Source:
Le député « France Insoumise » de la Somme était à Dijon la semaine dernière pour présenter son film « J’veux du soleil », invité par le cinéma Eldorado. Entre gilets jaunes, la beauté, le film en lui-même ou Marine Le Pen … Interview fleuve en partenariat avec les amis de Radio Dijon Campus.

Quel a été l’élément déclencheur pendant ce mouvement des gilets jaunes ? La chose que vous vous êtes dit quand vous vous êtes lancé mi-décembre sur les routes ?

Le 17 novembre, je vis un moment que je juge historique puisque c’est quelque chose que j’attends depuis 20 ans. Ça fait 20 ans que je rencontre les gens  chez eux, qu’ils me parlent de leur frigo trop vide, des marques qu’ils ne peuvent pas payer à leurs enfants pour ne pas qu’on se fiche d’eux au collège, des vacances qu’ils ne prennent pas… Mais les gens le font avec honte. On ne peut pas mettre leurs noms de famille, on ne peut pas les prendre en photo, encore moins arriver avec une caméra… Et là, le 17 novembre, c’est le moment où la honte privée devient colère publique. C’est le moment où les isolés, les intérimaires, les auxiliaires de vie sociale, les personnes handicapées, les auto-entrepreneurs… font du collectif sur les ronds-points. C’est le moment où les invisibles deviennent les plus visibles avec leurs gilets jaunes fluorescents, c’est le moment où les muets deviennent bavards, c’est le moment surtout où je me suis demandé « mais quand est-ce qu’ils vont se réveiller ? ». Le moment où les gens les plus résignés se mettent à être traversés par une espérance.

Et donc, ce moment que j’attends depuis 20 ans, je veux en faire quelque chose. Je pense que je suis inspiré par ce moment, comme un artiste peut l’être par une femme ou par un paysage. Et je me dis « j’vais en faire un livre ». On se réunit donc avec mon équipe au self (de l’assemblée, ndlr), pour voir un peu le parcours que je pourrais suivre dans ma traversée de la France. J’ai fait le tour des ronds-points de ma circonscription d’abord, une manif’ à Paris avec les gens de mon coin, et là il s’agissait de prendre le vent du large, d’aller voir ailleurs. Et je croise Gilles Perret, que je connais depuis 15 ans, dans les couloirs de l’Assemblée. Il vient pour un autre film, sur EDF. On mange au self ensemble, il  voit sur quoi on planche, le parcours… Il me dit « je te suis avec une caméra ! ». Je refuse. Marre des caméras, je suis suivi par les caméras tout le temps non merci quoi ! Puis 5 minutes après je l’ai rappelé. Ça c’était le mercredi, le dimanche matin on est parti et on a tourné pendant 6 jours.

En un sens, chaque rond-point est une surprise. C’est comme un enfant qui ouvre un paquet cadeau et qui ne sait pas ce qu’il va trouver à l’intérieur. Un coup c’est un diable qui va sortir, un coup des boules puantes, un chewing-gum salé… En même temps, j’avais déjà fait un repérage dans mon coin, pris la température de ce qu’était ce mouvement. Donc je savais que ce que je voulais ramener, c’était des tranches d’humanité.

Items fournis:
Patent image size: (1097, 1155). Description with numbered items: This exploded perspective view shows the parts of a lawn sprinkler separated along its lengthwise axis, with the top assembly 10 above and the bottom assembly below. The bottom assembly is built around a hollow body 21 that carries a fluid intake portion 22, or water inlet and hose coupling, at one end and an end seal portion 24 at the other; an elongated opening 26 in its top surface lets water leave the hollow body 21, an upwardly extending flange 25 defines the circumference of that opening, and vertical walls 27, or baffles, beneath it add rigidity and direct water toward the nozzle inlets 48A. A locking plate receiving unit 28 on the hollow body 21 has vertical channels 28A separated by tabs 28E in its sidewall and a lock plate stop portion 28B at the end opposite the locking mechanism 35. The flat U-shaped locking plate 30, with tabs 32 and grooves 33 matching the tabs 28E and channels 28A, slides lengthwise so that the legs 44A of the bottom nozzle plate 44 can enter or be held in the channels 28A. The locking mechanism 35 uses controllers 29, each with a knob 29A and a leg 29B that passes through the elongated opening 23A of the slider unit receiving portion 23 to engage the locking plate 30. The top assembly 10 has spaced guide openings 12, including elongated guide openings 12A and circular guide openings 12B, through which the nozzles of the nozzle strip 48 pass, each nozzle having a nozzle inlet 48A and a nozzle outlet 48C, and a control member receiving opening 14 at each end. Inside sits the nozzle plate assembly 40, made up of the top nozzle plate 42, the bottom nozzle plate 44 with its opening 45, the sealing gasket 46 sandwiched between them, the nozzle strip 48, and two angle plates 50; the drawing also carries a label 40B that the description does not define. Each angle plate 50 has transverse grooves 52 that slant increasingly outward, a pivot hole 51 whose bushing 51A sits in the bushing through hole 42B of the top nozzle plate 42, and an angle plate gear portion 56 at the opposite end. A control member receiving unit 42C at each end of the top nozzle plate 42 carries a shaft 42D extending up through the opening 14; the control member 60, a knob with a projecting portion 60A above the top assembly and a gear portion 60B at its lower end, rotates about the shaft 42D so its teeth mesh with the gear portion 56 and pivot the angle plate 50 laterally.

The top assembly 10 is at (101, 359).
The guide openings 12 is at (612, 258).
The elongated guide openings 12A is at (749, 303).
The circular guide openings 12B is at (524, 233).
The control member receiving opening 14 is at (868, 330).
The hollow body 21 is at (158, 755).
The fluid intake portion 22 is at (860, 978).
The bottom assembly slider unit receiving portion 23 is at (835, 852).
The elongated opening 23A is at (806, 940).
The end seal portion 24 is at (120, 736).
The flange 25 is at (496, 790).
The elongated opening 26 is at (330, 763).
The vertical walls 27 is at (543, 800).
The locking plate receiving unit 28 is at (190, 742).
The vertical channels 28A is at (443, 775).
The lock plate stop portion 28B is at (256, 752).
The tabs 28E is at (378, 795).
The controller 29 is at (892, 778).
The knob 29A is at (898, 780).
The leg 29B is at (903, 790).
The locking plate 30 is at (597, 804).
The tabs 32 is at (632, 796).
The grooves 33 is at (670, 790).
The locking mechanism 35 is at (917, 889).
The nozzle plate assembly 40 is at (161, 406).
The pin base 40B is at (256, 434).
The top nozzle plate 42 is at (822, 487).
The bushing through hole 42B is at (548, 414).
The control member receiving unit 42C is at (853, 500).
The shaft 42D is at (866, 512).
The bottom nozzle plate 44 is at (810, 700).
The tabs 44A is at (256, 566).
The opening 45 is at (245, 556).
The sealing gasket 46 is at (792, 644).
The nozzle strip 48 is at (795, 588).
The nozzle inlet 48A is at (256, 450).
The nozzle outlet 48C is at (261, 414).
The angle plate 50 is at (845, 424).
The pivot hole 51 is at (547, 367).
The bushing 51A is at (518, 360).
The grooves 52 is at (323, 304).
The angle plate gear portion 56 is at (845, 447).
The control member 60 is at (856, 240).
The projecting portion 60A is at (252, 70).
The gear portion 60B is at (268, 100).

Consignes:
A – Imprimez le passage de l'entretien situé entre « En un sens, chaque » et « des tranches d’humanité. », bornes comprises.
B – Pour chacune des affirmations suivantes, indiquez par oui ou par non si elle concorde avec l'entretien, en citant textuellement les mots qui tranchent : (i) Le député a d'abord accepté la proposition de Gilles Perret de le suivre avec une caméra. (ii) Le tournage a duré six jours. (iii) Gilles Perret était venu à l'Assemblée pour un film sur EDF.
C – D'après l'entretien, depuis combien de temps le député connaît-il Gilles Perret ?

Réponses dans l'ordre:
A –
En un sens, chaque rond-point est une surprise. C’est comme un enfant qui ouvre un paquet cadeau et qui ne sait pas ce qu’il va trouver à l’intérieur. Un coup c’est un diable qui va sortir, un coup des boules puantes, un chewing-gum salé… En même temps, j’avais déjà fait un repérage dans mon coin, pris la température de ce qu’était ce mouvement. Donc je savais que ce que je voulais ramener, c’était des tranches d’humanité.

B –
(i) Non : « Je refuse. »
(ii) Oui : « on a tourné pendant 6 jours ».
(iii) Oui : « Il vient pour un autre film, sur EDF. »

C – Depuis 15 ans.